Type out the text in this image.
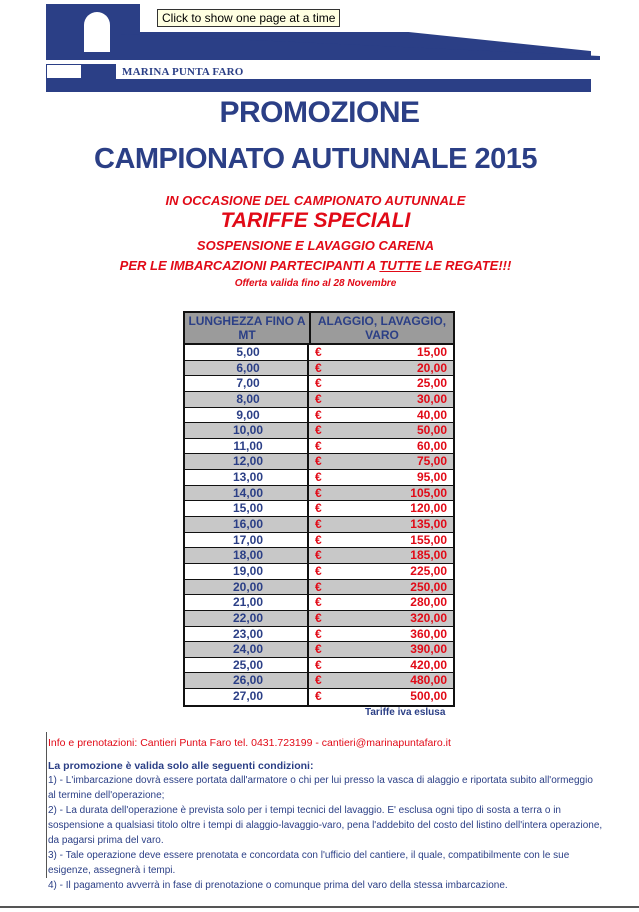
MARINA PUNTA FARO
Click to show one page at a time
PROMOZIONE
CAMPIONATO AUTUNNALE 2015
IN OCCASIONE DEL CAMPIONATO AUTUNNALE
TARIFFE SPECIALI
SOSPENSIONE E LAVAGGIO CARENA
PER LE IMBARCAZIONI PARTECIPANTI A TUTTE LE REGATE!!!
Offerta valida fino al 28 Novembre
LUNGHEZZA FINO A MT
ALAGGIO, LAVAGGIO, VARO
5,00	€	15,00
6,00	€	20,00
7,00	€	25,00
8,00	€	30,00
9,00	€	40,00
10,00	€	50,00
11,00	€	60,00
12,00	€	75,00
13,00	€	95,00
14,00	€	105,00
15,00	€	120,00
16,00	€	135,00
17,00	€	155,00
18,00	€	185,00
19,00	€	225,00
20,00	€	250,00
21,00	€	280,00
22,00	€	320,00
23,00	€	360,00
24,00	€	390,00
25,00	€	420,00
26,00	€	480,00
27,00	€	500,00
Tariffe iva eslusa
Info e prenotazioni: Cantieri Punta Faro tel. 0431.723199 - cantieri@marinapuntafaro.it
La promozione è valida solo alle seguenti condizioni:

1) - L'imbarcazione dovrà essere portata dall'armatore o chi per lui presso la vasca di alaggio e riportata subito all'ormeggio al termine dell'operazione;

2) - La durata dell'operazione è prevista solo per i tempi tecnici del lavaggio. E' esclusa ogni tipo di sosta a terra o in sospensione a qualsiasi titolo oltre i tempi di alaggio-lavaggio-varo, pena l'addebito del costo del listino dell'intera operazione, da pagarsi prima del varo.

3) - Tale operazione deve essere prenotata e concordata con l'ufficio del cantiere, il quale, compatibilmente con le sue esigenze, assegnerà i tempi.

4) - Il pagamento avverrà in fase di prenotazione o comunque prima del varo della stessa imbarcazione.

==========

• **Required work**
Restate the data above exactly, stripping out each image.

• **Solution for this task**
Type out the text in this image.
MARINA PUNTA FARO
Click to show one page at a time
PROMOZIONE
CAMPIONATO AUTUNNALE 2015
IN OCCASIONE DEL CAMPIONATO AUTUNNALE
TARIFFE SPECIALI
SOSPENSIONE E LAVAGGIO CARENA
PER LE IMBARCAZIONI PARTECIPANTI A TUTTE LE REGATE!!!
Offerta valida fino al 28 Novembre
LUNGHEZZA FINO A MT
ALAGGIO, LAVAGGIO, VARO
5,00	€	15,00
6,00	€	20,00
7,00	€	25,00
8,00	€	30,00
9,00	€	40,00
10,00	€	50,00
11,00	€	60,00
12,00	€	75,00
13,00	€	95,00
14,00	€	105,00
15,00	€	120,00
16,00	€	135,00
17,00	€	155,00
18,00	€	185,00
19,00	€	225,00
20,00	€	250,00
21,00	€	280,00
22,00	€	320,00
23,00	€	360,00
24,00	€	390,00
25,00	€	420,00
26,00	€	480,00
27,00	€	500,00
Tariffe iva eslusa
Info e prenotazioni: Cantieri Punta Faro tel. 0431.723199 - cantieri@marinapuntafaro.it
La promozione è valida solo alle seguenti condizioni:

1) - L'imbarcazione dovrà essere portata dall'armatore o chi per lui presso la vasca di alaggio e riportata subito all'ormeggio al termine dell'operazione;

2) - La durata dell'operazione è prevista solo per i tempi tecnici del lavaggio. E' esclusa ogni tipo di sosta a terra o in sospensione a qualsiasi titolo oltre i tempi di alaggio-lavaggio-varo, pena l'addebito del costo del listino dell'intera operazione, da pagarsi prima del varo.

3) - Tale operazione deve essere prenotata e concordata con l'ufficio del cantiere, il quale, compatibilmente con le sue esigenze, assegnerà i tempi.

4) - Il pagamento avverrà in fase di prenotazione o comunque prima del varo della stessa imbarcazione.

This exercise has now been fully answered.